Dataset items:
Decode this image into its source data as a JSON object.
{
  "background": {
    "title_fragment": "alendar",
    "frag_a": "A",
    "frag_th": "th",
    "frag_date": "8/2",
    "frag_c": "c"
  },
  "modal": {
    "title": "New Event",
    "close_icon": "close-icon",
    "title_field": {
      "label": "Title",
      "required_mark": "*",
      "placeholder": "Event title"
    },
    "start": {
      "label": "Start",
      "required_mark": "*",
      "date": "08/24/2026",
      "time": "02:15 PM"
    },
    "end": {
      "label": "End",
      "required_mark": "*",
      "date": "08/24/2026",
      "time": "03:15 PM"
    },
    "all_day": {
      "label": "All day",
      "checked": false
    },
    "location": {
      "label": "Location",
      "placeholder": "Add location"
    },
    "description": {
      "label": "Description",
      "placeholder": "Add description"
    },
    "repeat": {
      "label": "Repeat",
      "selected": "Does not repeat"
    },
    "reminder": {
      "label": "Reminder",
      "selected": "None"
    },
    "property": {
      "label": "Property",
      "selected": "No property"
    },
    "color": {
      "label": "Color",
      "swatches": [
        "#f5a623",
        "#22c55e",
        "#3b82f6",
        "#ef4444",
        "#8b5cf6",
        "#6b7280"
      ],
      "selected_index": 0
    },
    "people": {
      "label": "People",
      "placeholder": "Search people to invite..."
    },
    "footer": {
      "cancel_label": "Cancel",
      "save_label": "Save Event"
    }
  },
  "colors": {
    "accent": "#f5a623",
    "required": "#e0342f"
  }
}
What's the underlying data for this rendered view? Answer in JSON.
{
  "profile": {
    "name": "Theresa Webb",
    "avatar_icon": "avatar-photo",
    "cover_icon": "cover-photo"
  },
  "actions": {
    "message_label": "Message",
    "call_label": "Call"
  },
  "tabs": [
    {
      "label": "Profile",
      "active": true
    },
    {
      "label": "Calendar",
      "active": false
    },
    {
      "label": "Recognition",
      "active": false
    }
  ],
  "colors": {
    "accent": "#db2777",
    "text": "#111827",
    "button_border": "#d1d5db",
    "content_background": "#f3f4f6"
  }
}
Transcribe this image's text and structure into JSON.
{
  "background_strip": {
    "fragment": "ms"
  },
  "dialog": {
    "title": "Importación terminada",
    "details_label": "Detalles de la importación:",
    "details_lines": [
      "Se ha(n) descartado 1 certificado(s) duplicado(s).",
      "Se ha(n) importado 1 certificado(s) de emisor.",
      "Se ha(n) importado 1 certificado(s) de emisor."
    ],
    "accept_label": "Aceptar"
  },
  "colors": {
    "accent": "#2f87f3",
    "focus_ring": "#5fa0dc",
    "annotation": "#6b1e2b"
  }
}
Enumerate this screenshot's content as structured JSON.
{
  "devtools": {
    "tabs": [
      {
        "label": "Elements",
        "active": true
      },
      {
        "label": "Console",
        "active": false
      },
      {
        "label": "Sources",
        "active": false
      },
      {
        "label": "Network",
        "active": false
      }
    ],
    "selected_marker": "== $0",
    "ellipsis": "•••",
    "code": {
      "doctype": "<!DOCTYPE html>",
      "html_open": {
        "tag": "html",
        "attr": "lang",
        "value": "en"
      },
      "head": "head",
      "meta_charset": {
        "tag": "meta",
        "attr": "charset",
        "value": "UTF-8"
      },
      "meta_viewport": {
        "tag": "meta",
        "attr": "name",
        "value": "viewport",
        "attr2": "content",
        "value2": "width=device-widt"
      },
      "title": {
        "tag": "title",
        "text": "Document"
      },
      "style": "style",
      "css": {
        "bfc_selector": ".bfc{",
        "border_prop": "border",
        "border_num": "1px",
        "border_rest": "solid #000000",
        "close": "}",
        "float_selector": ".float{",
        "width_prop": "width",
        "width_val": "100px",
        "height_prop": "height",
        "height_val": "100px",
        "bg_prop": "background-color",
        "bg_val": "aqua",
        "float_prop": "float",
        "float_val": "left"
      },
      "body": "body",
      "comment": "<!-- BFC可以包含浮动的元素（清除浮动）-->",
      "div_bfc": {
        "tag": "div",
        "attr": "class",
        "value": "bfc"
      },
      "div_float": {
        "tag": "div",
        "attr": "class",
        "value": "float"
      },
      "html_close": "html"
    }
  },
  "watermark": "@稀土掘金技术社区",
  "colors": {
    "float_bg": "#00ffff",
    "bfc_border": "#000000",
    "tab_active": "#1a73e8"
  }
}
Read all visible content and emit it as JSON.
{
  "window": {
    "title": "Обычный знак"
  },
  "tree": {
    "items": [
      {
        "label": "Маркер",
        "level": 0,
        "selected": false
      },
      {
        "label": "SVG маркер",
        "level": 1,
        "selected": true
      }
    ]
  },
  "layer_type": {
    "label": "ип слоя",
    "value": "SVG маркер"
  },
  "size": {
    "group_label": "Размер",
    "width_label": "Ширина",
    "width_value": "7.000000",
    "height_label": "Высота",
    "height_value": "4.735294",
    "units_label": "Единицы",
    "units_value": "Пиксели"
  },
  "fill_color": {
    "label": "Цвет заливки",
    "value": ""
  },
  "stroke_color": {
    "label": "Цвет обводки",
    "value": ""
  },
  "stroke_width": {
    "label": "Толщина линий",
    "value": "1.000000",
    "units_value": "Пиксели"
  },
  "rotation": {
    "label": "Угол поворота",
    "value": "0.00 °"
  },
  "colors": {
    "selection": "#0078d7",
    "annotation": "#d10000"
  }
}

Instructions for the task: Repeat exactly, and only, the lines from the one containing "Read all visible content and emit it as JSON." through the end of the material.

Worked answer:
Read all visible content and emit it as JSON.
{
  "window": {
    "title": "Обычный знак"
  },
  "tree": {
    "items": [
      {
        "label": "Маркер",
        "level": 0,
        "selected": false
      },
      {
        "label": "SVG маркер",
        "level": 1,
        "selected": true
      }
    ]
  },
  "layer_type": {
    "label": "ип слоя",
    "value": "SVG маркер"
  },
  "size": {
    "group_label": "Размер",
    "width_label": "Ширина",
    "width_value": "7.000000",
    "height_label": "Высота",
    "height_value": "4.735294",
    "units_label": "Единицы",
    "units_value": "Пиксели"
  },
  "fill_color": {
    "label": "Цвет заливки",
    "value": ""
  },
  "stroke_color": {
    "label": "Цвет обводки",
    "value": ""
  },
  "stroke_width": {
    "label": "Толщина линий",
    "value": "1.000000",
    "units_value": "Пиксели"
  },
  "rotation": {
    "label": "Угол поворота",
    "value": "0.00 °"
  },
  "colors": {
    "selection": "#0078d7",
    "annotation": "#d10000"
  }
}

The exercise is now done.